### Input for this task

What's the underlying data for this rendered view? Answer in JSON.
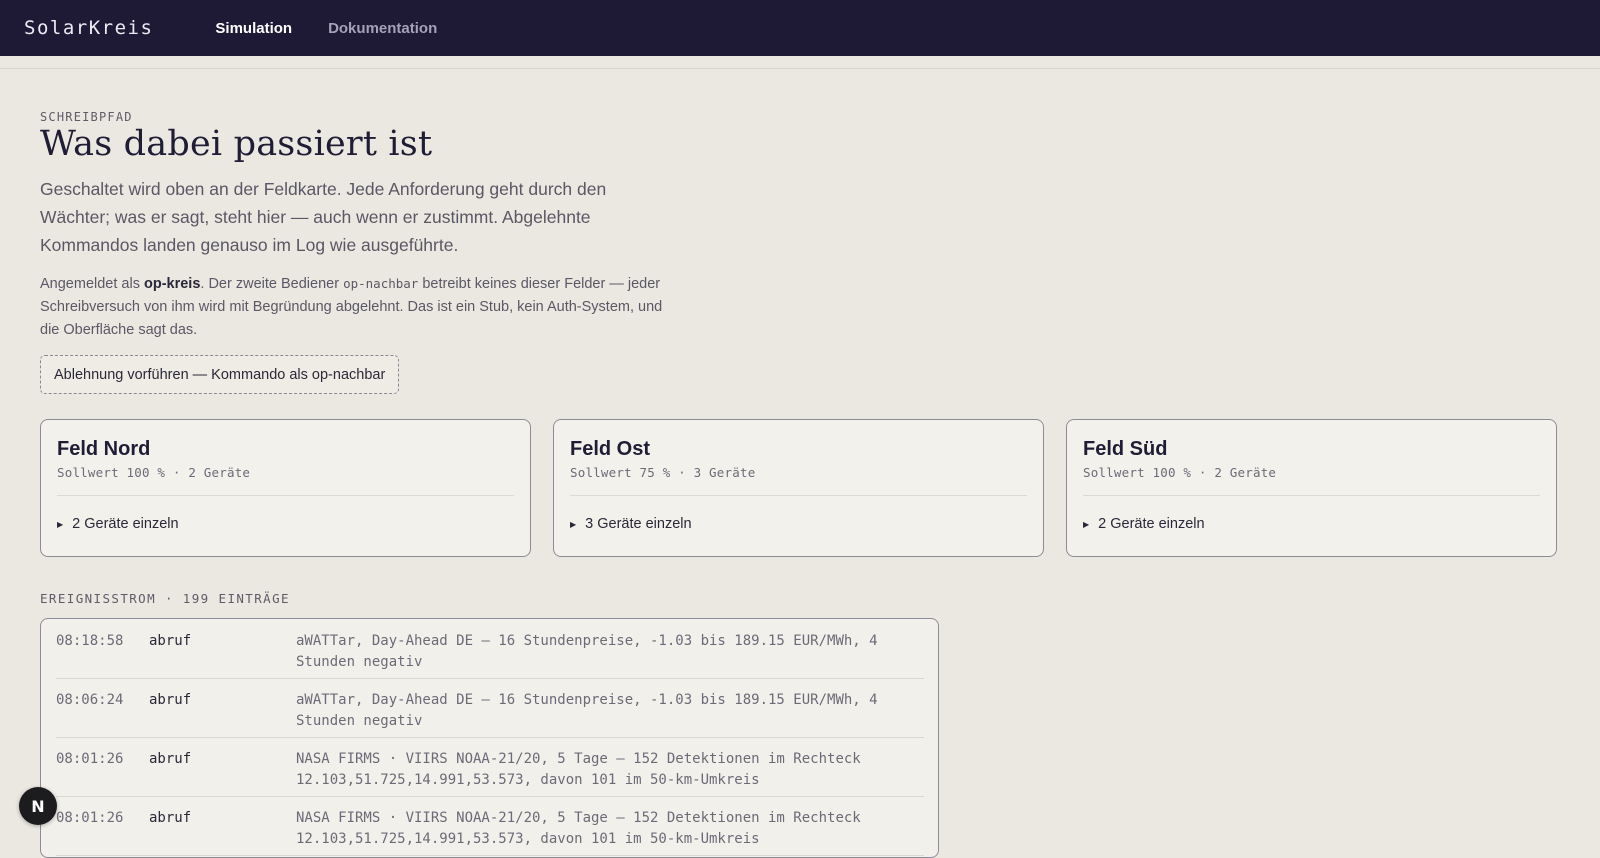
{
  "app": {
    "brand": "SolarKreis",
    "nav": [
      {
        "label": "Simulation",
        "active": true
      },
      {
        "label": "Dokumentation",
        "active": false
      }
    ]
  },
  "header": {
    "eyebrow": "SCHREIBPFAD",
    "title": "Was dabei passiert ist",
    "lead": "Geschaltet wird oben an der Feldkarte. Jede Anforderung geht durch den Wächter; was er sagt, steht hier — auch wenn er zustimmt. Abgelehnte Kommandos landen genauso im Log wie ausgeführte."
  },
  "session": {
    "prefix": "Angemeldet als ",
    "user": "op-kreis",
    "middle": ". Der zweite Bediener ",
    "second_user": "op-nachbar",
    "suffix": " betreibt keines dieser Felder — jeder Schreibversuch von ihm wird mit Begründung abgelehnt. Das ist ein Stub, kein Auth-System, und die Oberfläche sagt das.",
    "demo_button": "Ablehnung vorführen — Kommando als op-nachbar"
  },
  "fields": [
    {
      "name": "Feld Nord",
      "meta": "Sollwert 100 % · 2 Geräte",
      "toggle": "2 Geräte einzeln"
    },
    {
      "name": "Feld Ost",
      "meta": "Sollwert 75 % · 3 Geräte",
      "toggle": "3 Geräte einzeln"
    },
    {
      "name": "Feld Süd",
      "meta": "Sollwert 100 % · 2 Geräte",
      "toggle": "2 Geräte einzeln"
    }
  ],
  "stream": {
    "label": "EREIGNISSTROM · 199 EINTRÄGE",
    "rows": [
      {
        "time": "08:18:58",
        "kind": "abruf",
        "text": "aWATTar, Day-Ahead DE — 16 Stundenpreise, -1.03 bis 189.15 EUR/MWh, 4 Stunden negativ"
      },
      {
        "time": "08:06:24",
        "kind": "abruf",
        "text": "aWATTar, Day-Ahead DE — 16 Stundenpreise, -1.03 bis 189.15 EUR/MWh, 4 Stunden negativ"
      },
      {
        "time": "08:01:26",
        "kind": "abruf",
        "text": "NASA FIRMS · VIIRS NOAA-21/20, 5 Tage — 152 Detektionen im Rechteck 12.103,51.725,14.991,53.573, davon 101 im 50-km-Umkreis"
      },
      {
        "time": "08:01:26",
        "kind": "abruf",
        "text": "NASA FIRMS · VIIRS NOAA-21/20, 5 Tage — 152 Detektionen im Rechteck 12.103,51.725,14.991,53.573, davon 101 im 50-km-Umkreis"
      }
    ]
  },
  "fab": {
    "label": "N"
  }
}
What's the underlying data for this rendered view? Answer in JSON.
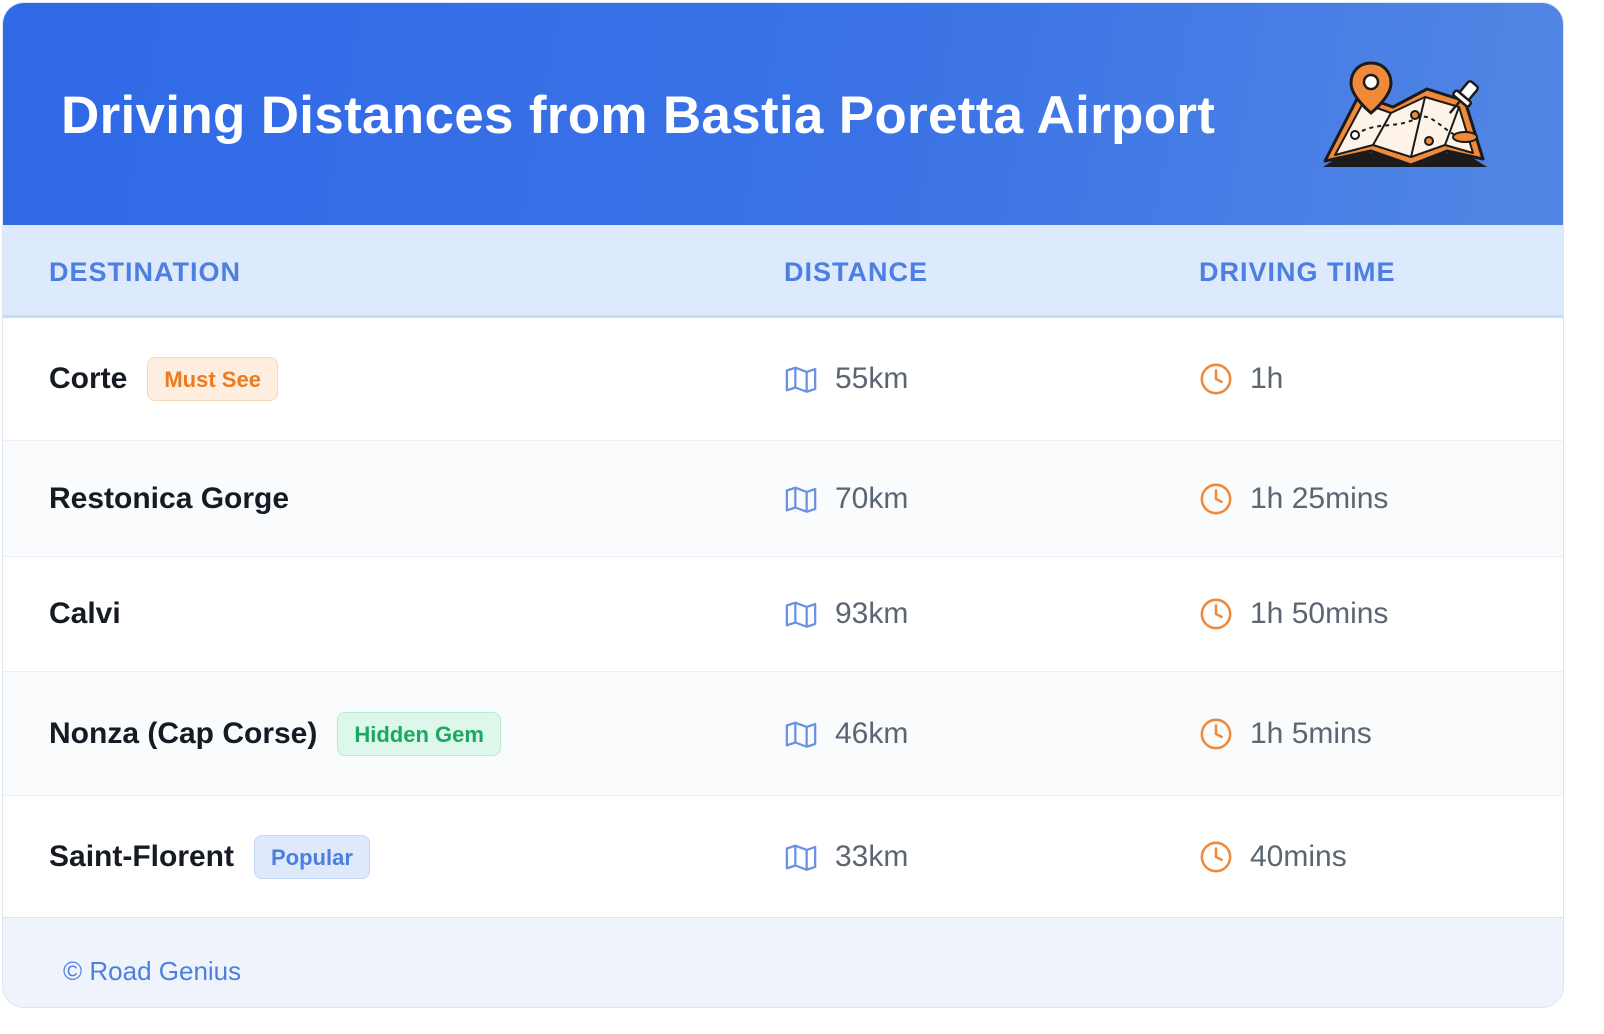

######

=== Stated exercise ===
Return the full material word for word. Do not include the pictures.

=== Solution for this exercise ===
What's the underlying data for this rendered view? Answer in JSON.
{
  "app": {
    "brand": "SolarKreis",
    "nav": [
      {
        "label": "Simulation",
        "active": true
      },
      {
        "label": "Dokumentation",
        "active": false
      }
    ]
  },
  "header": {
    "eyebrow": "SCHREIBPFAD",
    "title": "Was dabei passiert ist",
    "lead": "Geschaltet wird oben an der Feldkarte. Jede Anforderung geht durch den Wächter; was er sagt, steht hier — auch wenn er zustimmt. Abgelehnte Kommandos landen genauso im Log wie ausgeführte."
  },
  "session": {
    "prefix": "Angemeldet als ",
    "user": "op-kreis",
    "middle": ". Der zweite Bediener ",
    "second_user": "op-nachbar",
    "suffix": " betreibt keines dieser Felder — jeder Schreibversuch von ihm wird mit Begründung abgelehnt. Das ist ein Stub, kein Auth-System, und die Oberfläche sagt das.",
    "demo_button": "Ablehnung vorführen — Kommando als op-nachbar"
  },
  "fields": [
    {
      "name": "Feld Nord",
      "meta": "Sollwert 100 % · 2 Geräte",
      "toggle": "2 Geräte einzeln"
    },
    {
      "name": "Feld Ost",
      "meta": "Sollwert 75 % · 3 Geräte",
      "toggle": "3 Geräte einzeln"
    },
    {
      "name": "Feld Süd",
      "meta": "Sollwert 100 % · 2 Geräte",
      "toggle": "2 Geräte einzeln"
    }
  ],
  "stream": {
    "label": "EREIGNISSTROM · 199 EINTRÄGE",
    "rows": [
      {
        "time": "08:18:58",
        "kind": "abruf",
        "text": "aWATTar, Day-Ahead DE — 16 Stundenpreise, -1.03 bis 189.15 EUR/MWh, 4 Stunden negativ"
      },
      {
        "time": "08:06:24",
        "kind": "abruf",
        "text": "aWATTar, Day-Ahead DE — 16 Stundenpreise, -1.03 bis 189.15 EUR/MWh, 4 Stunden negativ"
      },
      {
        "time": "08:01:26",
        "kind": "abruf",
        "text": "NASA FIRMS · VIIRS NOAA-21/20, 5 Tage — 152 Detektionen im Rechteck 12.103,51.725,14.991,53.573, davon 101 im 50-km-Umkreis"
      },
      {
        "time": "08:01:26",
        "kind": "abruf",
        "text": "NASA FIRMS · VIIRS NOAA-21/20, 5 Tage — 152 Detektionen im Rechteck 12.103,51.725,14.991,53.573, davon 101 im 50-km-Umkreis"
      }
    ]
  },
  "fab": {
    "label": "N"
  }
}
What's the underlying data for this rendered view? Answer in JSON.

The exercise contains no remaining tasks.